[Stored data entries]
—————
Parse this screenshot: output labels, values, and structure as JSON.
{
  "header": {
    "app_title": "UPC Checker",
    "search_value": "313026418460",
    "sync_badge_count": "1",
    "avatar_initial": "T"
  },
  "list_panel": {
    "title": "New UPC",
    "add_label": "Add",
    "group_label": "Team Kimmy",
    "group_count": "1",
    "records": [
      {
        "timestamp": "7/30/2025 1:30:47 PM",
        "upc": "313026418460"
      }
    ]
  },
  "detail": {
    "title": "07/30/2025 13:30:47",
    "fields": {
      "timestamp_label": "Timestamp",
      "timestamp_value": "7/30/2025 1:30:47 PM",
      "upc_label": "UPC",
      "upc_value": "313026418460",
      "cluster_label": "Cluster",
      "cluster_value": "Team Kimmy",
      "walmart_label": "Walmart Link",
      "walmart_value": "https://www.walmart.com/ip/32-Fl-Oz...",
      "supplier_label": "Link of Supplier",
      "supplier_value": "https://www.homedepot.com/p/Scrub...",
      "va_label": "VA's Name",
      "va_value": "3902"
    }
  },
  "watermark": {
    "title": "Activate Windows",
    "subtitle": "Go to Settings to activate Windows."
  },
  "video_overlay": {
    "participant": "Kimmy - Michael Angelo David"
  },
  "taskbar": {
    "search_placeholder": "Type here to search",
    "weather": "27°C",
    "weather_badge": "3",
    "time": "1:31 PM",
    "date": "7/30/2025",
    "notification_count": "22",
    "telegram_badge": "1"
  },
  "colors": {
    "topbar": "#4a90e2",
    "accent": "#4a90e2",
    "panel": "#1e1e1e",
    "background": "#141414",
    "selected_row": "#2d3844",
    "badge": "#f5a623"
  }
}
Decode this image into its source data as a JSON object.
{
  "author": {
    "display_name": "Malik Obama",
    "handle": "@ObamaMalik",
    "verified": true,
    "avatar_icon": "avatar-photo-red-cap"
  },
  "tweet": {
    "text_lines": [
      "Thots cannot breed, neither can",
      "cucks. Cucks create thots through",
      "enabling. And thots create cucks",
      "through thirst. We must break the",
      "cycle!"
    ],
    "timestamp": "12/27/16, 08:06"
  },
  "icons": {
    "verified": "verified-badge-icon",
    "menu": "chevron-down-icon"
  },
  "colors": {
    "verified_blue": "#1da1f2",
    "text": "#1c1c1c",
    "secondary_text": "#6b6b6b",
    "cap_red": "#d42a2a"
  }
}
—————
▶ _Task details_:
Lines of the material that contain the word "this" are to be gathered.

▶ _Final answer_:
Parse this screenshot: output labels, values, and structure as JSON.
Decode this image into its source data as a JSON object.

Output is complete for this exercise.